Data records:
========================================================================
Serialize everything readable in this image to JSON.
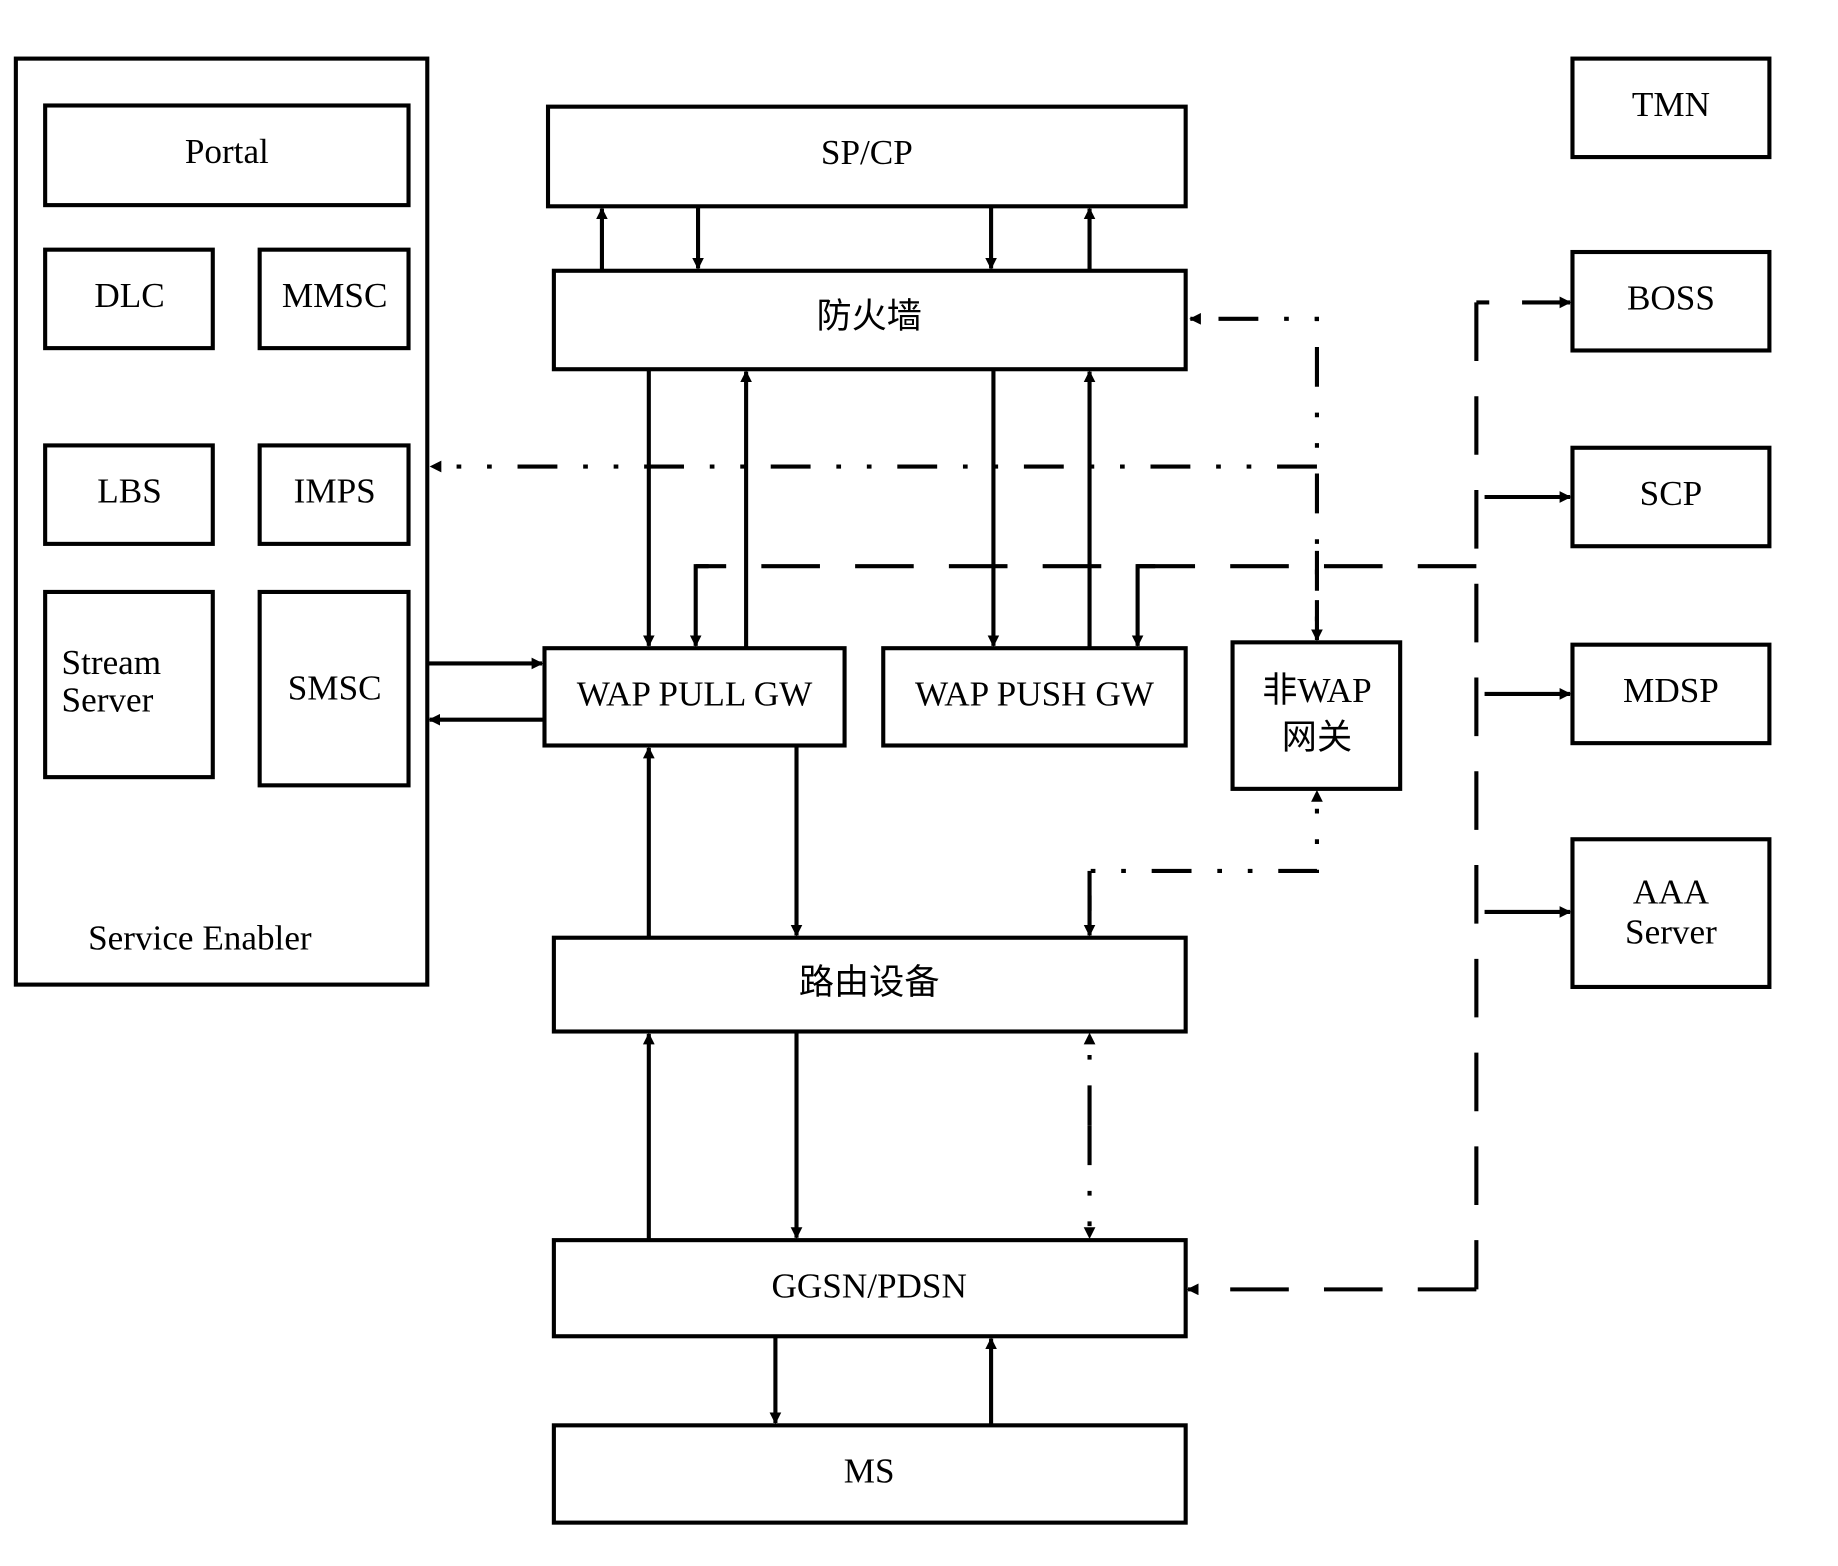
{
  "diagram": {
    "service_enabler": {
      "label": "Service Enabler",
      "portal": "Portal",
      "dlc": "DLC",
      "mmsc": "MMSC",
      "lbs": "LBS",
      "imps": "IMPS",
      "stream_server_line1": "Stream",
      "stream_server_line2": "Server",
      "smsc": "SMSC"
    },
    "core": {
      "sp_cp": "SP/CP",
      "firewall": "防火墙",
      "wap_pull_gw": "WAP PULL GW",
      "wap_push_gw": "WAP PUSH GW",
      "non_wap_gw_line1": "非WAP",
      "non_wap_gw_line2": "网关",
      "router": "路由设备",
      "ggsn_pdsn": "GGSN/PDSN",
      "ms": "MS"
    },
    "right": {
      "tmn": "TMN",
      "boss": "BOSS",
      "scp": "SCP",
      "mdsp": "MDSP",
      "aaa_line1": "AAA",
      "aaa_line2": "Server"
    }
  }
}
========================================================================
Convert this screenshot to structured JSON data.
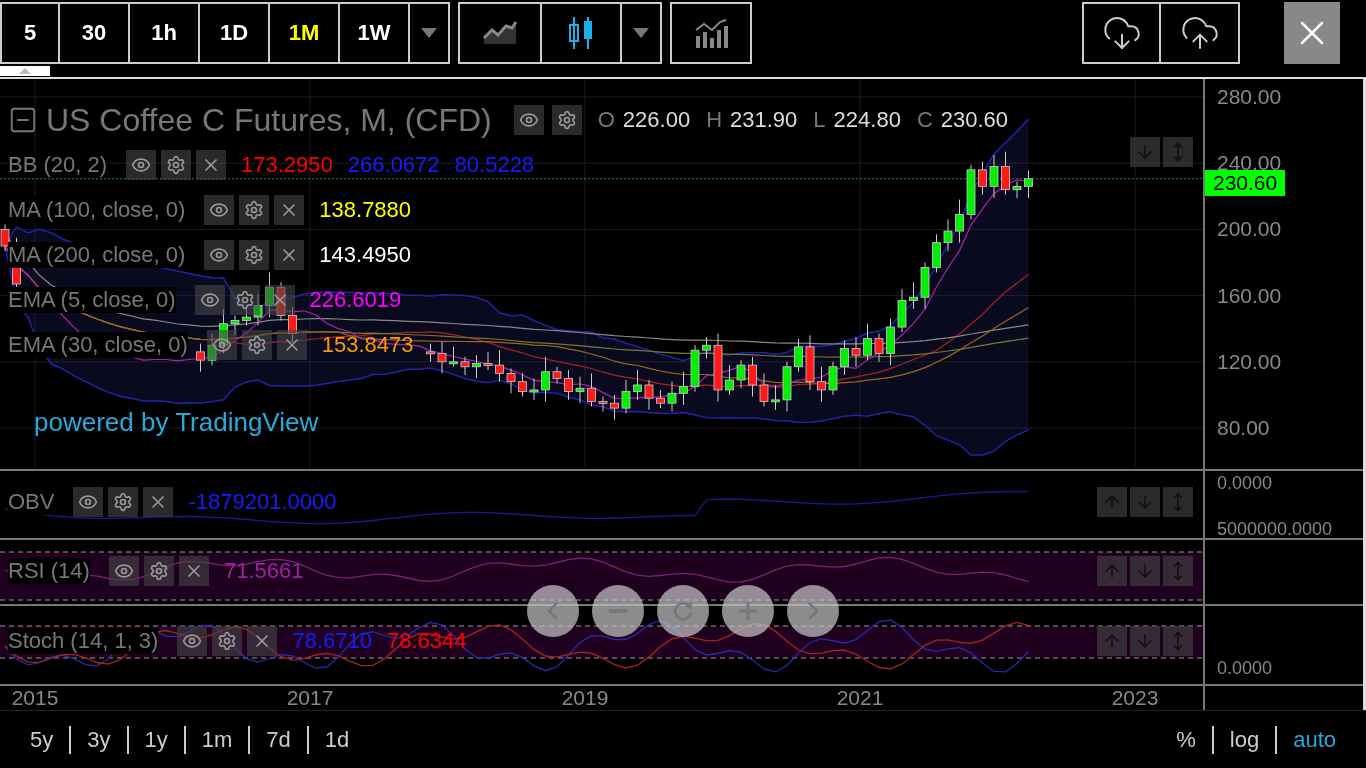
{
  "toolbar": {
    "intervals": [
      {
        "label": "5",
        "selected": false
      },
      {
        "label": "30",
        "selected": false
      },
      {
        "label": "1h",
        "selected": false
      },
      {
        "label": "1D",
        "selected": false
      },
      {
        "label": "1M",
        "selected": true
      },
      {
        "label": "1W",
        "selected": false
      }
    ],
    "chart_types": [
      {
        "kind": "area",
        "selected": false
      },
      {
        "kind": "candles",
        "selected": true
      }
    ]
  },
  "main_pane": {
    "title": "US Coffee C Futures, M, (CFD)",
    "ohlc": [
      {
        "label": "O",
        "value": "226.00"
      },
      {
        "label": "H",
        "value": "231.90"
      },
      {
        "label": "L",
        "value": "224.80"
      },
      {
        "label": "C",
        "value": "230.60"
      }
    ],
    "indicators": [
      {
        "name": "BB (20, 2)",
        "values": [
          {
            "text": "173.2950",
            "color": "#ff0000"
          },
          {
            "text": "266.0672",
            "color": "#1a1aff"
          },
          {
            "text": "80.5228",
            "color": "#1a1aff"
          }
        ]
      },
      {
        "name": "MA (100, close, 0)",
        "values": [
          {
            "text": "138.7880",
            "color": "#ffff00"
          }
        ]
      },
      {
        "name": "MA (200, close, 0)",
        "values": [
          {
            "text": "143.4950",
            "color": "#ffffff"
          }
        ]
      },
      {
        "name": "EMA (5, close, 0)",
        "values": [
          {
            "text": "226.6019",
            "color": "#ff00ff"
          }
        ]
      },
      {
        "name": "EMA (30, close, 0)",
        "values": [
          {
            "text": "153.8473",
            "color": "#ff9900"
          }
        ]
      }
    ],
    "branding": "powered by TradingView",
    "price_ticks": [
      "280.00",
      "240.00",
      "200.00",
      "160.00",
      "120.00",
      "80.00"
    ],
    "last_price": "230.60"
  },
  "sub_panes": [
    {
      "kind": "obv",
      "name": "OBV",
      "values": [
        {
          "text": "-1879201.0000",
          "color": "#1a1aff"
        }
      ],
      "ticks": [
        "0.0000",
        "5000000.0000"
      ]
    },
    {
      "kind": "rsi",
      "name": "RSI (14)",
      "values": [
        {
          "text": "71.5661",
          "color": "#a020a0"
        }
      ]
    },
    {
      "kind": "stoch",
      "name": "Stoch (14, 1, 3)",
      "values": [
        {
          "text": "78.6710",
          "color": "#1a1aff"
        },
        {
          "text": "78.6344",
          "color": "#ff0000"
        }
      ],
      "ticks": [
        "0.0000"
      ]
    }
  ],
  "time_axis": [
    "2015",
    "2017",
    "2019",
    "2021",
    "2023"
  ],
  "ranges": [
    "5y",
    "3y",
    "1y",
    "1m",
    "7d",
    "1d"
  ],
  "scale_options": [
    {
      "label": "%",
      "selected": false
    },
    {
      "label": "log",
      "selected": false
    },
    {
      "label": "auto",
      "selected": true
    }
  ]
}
========================================================================
YOUR TASK »
In the entries above, find each line with the word "this" and show it.

CORRECT RESPONSE »
Serialize everything readable in this image to JSON.
Convert this screenshot to structured JSON data.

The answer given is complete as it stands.